Supplied information »
● ● ● ● ● ● ●

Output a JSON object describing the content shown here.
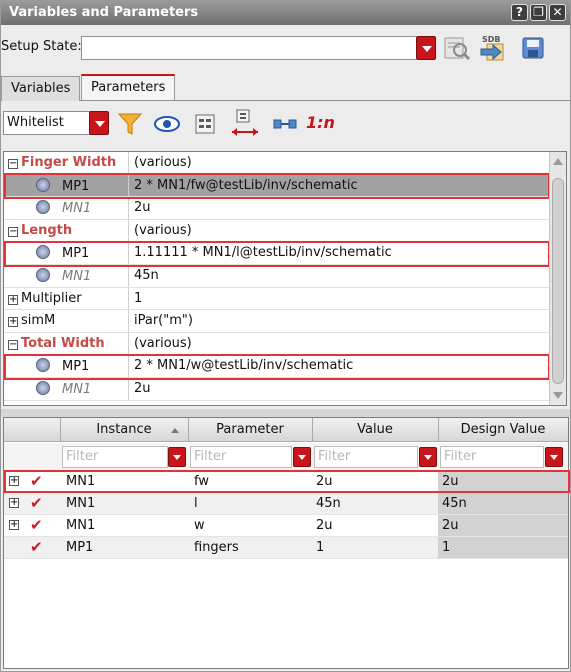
{
  "window": {
    "title": "Variables and Parameters"
  },
  "setup": {
    "label": "Setup State:",
    "value": "",
    "sdb_label": "SDB"
  },
  "tabs": [
    {
      "label": "Variables"
    },
    {
      "label": "Parameters"
    }
  ],
  "toolbar": {
    "mode": "Whitelist",
    "ratio_label": "1:n"
  },
  "tree": {
    "rows": [
      {
        "name": "Finger Width",
        "value": "(various)"
      },
      {
        "name": "MP1",
        "value": "2 * MN1/fw@testLib/inv/schematic"
      },
      {
        "name": "MN1",
        "value": "2u"
      },
      {
        "name": "Length",
        "value": "(various)"
      },
      {
        "name": "MP1",
        "value": "1.11111 * MN1/l@testLib/inv/schematic"
      },
      {
        "name": "MN1",
        "value": "45n"
      },
      {
        "name": "Multiplier",
        "value": "1"
      },
      {
        "name": "simM",
        "value": "iPar(\"m\")"
      },
      {
        "name": "Total Width",
        "value": "(various)"
      },
      {
        "name": "MP1",
        "value": "2 * MN1/w@testLib/inv/schematic"
      },
      {
        "name": "MN1",
        "value": "2u"
      }
    ]
  },
  "grid": {
    "columns": [
      "Instance",
      "Parameter",
      "Value",
      "Design Value"
    ],
    "filter_placeholder": "Filter",
    "rows": [
      {
        "instance": "MN1",
        "parameter": "fw",
        "value": "2u",
        "design_value": "2u"
      },
      {
        "instance": "MN1",
        "parameter": "l",
        "value": "45n",
        "design_value": "45n"
      },
      {
        "instance": "MN1",
        "parameter": "w",
        "value": "2u",
        "design_value": "2u"
      },
      {
        "instance": "MP1",
        "parameter": "fingers",
        "value": "1",
        "design_value": "1"
      }
    ]
  },
  "colors": {
    "accent_red": "#c8141b",
    "highlight_box": "#e3333a",
    "group_label": "#c44b47"
  }
}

● ● ● ● ● ● ●

What is being asked » The records above are to be restated exactly, without their pictures.

Complete response »
Output a JSON object describing the content shown here.
{
  "window": {
    "title": "Variables and Parameters"
  },
  "setup": {
    "label": "Setup State:",
    "value": "",
    "sdb_label": "SDB"
  },
  "tabs": [
    {
      "label": "Variables"
    },
    {
      "label": "Parameters"
    }
  ],
  "toolbar": {
    "mode": "Whitelist",
    "ratio_label": "1:n"
  },
  "tree": {
    "rows": [
      {
        "name": "Finger Width",
        "value": "(various)"
      },
      {
        "name": "MP1",
        "value": "2 * MN1/fw@testLib/inv/schematic"
      },
      {
        "name": "MN1",
        "value": "2u"
      },
      {
        "name": "Length",
        "value": "(various)"
      },
      {
        "name": "MP1",
        "value": "1.11111 * MN1/l@testLib/inv/schematic"
      },
      {
        "name": "MN1",
        "value": "45n"
      },
      {
        "name": "Multiplier",
        "value": "1"
      },
      {
        "name": "simM",
        "value": "iPar(\"m\")"
      },
      {
        "name": "Total Width",
        "value": "(various)"
      },
      {
        "name": "MP1",
        "value": "2 * MN1/w@testLib/inv/schematic"
      },
      {
        "name": "MN1",
        "value": "2u"
      }
    ]
  },
  "grid": {
    "columns": [
      "Instance",
      "Parameter",
      "Value",
      "Design Value"
    ],
    "filter_placeholder": "Filter",
    "rows": [
      {
        "instance": "MN1",
        "parameter": "fw",
        "value": "2u",
        "design_value": "2u"
      },
      {
        "instance": "MN1",
        "parameter": "l",
        "value": "45n",
        "design_value": "45n"
      },
      {
        "instance": "MN1",
        "parameter": "w",
        "value": "2u",
        "design_value": "2u"
      },
      {
        "instance": "MP1",
        "parameter": "fingers",
        "value": "1",
        "design_value": "1"
      }
    ]
  },
  "colors": {
    "accent_red": "#c8141b",
    "highlight_box": "#e3333a",
    "group_label": "#c44b47"
  }
}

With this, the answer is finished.